Répondez à ces questions d'après le texte sur Vilate :
1. De qui Vilate est-il l'ami ?
2. Qui guérit Vilate ?
3. Au printemps de 1794, quel air avait Paris ?

**Texte fourni:**
┌──

Raisons pour
lesquelles Vilate reste dans le « tourbillon » révolutionnaire. — Ses
illusions, ses inquiétudes, sa méfiance. -— « Étude d'observation » à
laquelle il se borne momentanément. — Ami de Camille Desmoulins,
abandonnera-t-il ses fonctions après « l'holocauste sacrilège » des
dantonistes ? — Il retombe malade. — Corvisart le guérit. — Coupes sombres
que médite Dupin, terreur de la maltôte. — Mots de Barère. — Paris est trop
grand. — Brûlons les bibliothèques. — Jalousies de femmes. — Les perruques blondes.
— Deux inséparables. — Vilate est triste.
Le
printemps de 1794 fat radieux. Les vieillards. ne se
souvenaient pas d'avoir vu d'aussi beaux jours. Paris avait un air de fête.

└──

**Lignes fournies:**
┌──

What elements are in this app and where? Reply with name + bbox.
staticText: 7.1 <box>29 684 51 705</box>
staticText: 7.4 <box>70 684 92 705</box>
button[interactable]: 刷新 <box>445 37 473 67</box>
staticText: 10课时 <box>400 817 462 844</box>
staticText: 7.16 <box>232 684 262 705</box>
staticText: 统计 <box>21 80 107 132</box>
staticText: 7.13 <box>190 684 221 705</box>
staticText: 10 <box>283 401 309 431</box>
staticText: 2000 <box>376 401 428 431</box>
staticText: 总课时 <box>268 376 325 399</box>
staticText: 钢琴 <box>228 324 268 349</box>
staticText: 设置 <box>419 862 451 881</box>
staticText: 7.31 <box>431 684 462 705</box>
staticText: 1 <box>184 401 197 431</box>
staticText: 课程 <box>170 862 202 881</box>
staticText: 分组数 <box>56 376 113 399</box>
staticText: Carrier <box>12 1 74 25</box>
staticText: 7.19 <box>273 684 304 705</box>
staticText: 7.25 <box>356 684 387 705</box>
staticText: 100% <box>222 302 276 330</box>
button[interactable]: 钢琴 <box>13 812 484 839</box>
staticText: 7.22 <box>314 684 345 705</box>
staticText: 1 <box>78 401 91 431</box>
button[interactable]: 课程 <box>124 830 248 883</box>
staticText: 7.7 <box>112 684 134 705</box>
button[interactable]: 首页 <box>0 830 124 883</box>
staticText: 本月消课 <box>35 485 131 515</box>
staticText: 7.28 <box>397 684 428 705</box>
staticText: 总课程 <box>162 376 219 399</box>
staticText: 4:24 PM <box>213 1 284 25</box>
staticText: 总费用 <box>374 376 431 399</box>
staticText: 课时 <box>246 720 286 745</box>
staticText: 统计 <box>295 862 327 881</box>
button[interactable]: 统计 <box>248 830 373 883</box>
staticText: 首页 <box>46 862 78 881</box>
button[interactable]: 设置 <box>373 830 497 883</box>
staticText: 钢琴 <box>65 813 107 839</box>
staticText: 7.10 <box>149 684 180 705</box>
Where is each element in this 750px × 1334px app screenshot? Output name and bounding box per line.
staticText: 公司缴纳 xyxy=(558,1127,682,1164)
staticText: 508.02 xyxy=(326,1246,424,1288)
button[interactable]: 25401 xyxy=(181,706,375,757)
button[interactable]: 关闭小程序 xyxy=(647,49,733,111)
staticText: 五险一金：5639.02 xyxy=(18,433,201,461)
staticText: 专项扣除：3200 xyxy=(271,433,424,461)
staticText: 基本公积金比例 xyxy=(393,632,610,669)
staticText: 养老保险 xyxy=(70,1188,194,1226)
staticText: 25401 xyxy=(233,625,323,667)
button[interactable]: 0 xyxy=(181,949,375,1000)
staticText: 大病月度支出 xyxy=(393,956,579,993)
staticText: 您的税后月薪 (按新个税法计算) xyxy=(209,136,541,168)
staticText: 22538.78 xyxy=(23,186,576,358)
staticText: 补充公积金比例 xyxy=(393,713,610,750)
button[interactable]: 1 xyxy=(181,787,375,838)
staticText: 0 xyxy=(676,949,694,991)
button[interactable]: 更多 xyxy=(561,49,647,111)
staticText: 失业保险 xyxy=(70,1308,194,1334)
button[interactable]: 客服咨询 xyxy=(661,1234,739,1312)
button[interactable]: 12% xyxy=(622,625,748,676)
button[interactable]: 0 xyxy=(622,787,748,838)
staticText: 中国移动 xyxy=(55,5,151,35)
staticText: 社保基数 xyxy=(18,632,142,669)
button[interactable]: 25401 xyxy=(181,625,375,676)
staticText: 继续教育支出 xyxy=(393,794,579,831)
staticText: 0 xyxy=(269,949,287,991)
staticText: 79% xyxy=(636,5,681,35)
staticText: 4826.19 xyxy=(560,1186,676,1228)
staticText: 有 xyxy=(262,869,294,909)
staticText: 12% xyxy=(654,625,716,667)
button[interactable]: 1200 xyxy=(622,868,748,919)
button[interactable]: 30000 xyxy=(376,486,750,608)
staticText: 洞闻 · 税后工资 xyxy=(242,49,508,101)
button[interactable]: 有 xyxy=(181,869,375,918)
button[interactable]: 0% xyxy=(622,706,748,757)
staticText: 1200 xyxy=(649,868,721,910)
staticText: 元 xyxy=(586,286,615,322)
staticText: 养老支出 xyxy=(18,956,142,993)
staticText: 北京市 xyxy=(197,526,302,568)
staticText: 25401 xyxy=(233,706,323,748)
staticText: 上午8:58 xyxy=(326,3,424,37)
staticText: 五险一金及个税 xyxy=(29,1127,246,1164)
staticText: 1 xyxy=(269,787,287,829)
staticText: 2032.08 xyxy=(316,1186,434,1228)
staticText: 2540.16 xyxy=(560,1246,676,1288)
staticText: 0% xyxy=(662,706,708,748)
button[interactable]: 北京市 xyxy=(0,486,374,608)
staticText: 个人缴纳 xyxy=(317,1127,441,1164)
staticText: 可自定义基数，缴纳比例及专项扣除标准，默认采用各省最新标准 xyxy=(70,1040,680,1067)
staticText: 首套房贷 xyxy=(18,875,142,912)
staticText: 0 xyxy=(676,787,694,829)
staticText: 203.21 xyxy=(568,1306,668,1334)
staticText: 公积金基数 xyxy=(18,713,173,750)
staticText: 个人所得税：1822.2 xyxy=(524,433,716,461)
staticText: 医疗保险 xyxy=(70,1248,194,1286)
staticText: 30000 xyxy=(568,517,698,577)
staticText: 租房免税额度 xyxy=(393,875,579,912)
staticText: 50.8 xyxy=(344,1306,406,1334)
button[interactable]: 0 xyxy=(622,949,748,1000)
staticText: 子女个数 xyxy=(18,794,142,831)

└──

**Réponse:**
1. De Camille Desmoulins.
2. Corvisart.
3. Un air de fête.